OBJECTIVE: Using the material below, copy every line where "employment" appears.

Dataset items:
"""
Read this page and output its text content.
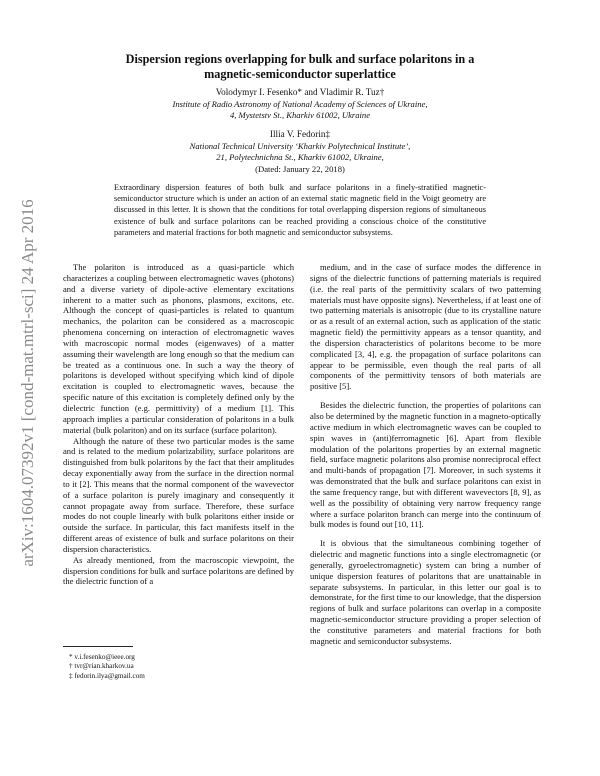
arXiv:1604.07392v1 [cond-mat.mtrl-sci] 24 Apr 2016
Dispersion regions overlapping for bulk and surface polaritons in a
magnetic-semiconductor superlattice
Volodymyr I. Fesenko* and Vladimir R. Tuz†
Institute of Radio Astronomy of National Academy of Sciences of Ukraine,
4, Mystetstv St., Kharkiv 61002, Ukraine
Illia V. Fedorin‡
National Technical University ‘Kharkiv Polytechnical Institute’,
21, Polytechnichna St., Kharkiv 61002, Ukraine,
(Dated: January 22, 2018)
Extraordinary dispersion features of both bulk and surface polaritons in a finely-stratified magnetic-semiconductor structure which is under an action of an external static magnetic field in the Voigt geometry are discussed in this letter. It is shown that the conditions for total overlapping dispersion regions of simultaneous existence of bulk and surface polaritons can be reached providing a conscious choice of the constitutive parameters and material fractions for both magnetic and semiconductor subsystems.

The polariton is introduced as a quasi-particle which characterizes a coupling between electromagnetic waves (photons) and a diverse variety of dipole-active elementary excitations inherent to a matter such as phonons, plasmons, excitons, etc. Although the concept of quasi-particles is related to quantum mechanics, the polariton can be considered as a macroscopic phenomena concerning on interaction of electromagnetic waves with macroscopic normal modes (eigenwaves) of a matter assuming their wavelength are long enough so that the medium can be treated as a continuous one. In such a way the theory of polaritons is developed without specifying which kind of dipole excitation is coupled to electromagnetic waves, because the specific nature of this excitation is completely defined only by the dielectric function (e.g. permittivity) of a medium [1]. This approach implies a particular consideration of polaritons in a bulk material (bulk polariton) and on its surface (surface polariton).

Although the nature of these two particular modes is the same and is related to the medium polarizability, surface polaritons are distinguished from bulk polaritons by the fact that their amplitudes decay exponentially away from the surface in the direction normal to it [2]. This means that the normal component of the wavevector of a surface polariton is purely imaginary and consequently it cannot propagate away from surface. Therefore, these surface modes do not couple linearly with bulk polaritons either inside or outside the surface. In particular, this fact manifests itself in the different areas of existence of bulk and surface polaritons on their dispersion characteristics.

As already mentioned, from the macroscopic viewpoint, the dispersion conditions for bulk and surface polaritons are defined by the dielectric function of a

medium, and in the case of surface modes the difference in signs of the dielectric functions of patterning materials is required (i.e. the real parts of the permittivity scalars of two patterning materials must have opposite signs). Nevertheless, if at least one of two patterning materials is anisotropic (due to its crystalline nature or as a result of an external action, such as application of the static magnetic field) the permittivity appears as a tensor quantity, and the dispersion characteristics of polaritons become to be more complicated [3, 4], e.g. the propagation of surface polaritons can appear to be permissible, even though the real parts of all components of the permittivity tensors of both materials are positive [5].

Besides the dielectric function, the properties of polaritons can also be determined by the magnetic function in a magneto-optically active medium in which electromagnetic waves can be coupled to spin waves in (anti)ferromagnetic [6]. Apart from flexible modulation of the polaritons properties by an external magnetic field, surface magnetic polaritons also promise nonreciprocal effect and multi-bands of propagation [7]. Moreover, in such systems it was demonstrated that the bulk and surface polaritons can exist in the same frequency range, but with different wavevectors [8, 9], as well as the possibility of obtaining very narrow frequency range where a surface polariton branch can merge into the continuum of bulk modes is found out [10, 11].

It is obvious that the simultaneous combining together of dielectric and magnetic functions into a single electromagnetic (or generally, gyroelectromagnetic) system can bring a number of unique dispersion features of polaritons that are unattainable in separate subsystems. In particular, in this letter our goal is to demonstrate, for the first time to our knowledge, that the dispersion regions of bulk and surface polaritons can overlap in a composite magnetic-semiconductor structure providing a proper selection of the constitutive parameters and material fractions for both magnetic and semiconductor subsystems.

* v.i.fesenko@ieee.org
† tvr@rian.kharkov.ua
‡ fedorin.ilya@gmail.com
"""
"""
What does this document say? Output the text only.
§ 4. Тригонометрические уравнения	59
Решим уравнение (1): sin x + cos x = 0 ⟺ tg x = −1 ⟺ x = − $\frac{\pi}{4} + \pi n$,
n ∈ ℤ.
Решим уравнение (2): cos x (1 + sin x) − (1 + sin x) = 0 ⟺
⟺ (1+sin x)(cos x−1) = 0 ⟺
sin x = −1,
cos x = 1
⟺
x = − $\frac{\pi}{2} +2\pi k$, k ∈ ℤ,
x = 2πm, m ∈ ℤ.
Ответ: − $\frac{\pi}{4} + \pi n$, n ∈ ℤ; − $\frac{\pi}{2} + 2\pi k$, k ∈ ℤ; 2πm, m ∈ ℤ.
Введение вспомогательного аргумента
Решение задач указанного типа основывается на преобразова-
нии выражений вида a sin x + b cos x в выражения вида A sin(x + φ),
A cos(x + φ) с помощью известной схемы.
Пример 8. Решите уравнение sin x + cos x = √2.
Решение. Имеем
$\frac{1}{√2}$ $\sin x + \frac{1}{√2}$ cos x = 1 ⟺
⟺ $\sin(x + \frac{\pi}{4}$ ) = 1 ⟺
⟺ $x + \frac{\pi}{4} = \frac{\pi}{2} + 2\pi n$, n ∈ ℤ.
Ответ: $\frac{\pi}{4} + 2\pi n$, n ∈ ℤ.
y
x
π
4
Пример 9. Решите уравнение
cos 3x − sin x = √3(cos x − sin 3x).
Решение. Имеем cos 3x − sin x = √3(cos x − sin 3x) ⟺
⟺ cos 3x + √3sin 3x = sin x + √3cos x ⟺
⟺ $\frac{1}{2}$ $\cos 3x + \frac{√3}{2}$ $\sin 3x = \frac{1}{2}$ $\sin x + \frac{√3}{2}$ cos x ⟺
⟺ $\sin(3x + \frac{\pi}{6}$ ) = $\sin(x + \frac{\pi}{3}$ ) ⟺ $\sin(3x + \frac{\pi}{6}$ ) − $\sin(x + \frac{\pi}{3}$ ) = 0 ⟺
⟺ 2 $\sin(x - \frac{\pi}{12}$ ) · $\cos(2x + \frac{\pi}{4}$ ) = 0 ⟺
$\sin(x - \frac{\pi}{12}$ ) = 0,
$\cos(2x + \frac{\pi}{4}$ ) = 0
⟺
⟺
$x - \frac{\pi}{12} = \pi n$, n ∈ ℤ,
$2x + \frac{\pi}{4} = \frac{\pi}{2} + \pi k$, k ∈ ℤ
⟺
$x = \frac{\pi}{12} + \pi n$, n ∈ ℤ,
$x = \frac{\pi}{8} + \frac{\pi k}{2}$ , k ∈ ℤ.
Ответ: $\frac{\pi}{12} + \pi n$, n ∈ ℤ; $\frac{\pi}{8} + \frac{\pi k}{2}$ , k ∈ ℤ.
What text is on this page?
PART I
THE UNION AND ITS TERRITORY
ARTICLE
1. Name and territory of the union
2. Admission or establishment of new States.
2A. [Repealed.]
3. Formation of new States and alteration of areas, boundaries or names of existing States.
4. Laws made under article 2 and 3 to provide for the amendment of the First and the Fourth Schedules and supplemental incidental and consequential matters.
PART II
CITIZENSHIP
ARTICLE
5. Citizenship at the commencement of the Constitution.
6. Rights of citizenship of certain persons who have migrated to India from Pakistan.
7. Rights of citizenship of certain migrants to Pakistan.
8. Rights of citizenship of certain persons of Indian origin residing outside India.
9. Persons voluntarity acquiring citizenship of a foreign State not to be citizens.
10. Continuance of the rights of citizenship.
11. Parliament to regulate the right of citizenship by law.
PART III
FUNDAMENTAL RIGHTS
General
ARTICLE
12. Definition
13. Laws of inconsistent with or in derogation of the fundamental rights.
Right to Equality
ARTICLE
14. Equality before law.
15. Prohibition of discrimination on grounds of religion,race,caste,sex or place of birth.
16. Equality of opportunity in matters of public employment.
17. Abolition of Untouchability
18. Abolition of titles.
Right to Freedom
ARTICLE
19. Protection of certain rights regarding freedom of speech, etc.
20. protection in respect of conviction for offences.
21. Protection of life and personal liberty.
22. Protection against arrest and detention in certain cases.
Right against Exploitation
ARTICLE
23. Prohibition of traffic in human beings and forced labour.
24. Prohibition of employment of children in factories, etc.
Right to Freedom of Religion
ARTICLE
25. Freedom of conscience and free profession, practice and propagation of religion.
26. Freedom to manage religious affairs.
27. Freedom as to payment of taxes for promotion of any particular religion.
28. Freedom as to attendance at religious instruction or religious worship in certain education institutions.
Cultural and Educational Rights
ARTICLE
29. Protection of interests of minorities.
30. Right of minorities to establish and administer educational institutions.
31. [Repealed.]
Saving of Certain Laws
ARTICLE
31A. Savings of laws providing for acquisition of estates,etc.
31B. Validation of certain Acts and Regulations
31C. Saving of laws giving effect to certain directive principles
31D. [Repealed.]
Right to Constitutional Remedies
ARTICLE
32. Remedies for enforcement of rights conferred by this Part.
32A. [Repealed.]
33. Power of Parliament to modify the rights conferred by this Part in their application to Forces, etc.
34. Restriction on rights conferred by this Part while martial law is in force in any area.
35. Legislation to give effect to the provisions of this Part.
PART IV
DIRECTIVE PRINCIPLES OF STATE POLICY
"""
ANSWER FOR THIS EXERCISE:
16. Equality of opportunity in matters of public employment.
24. Prohibition of employment of children in factories, etc.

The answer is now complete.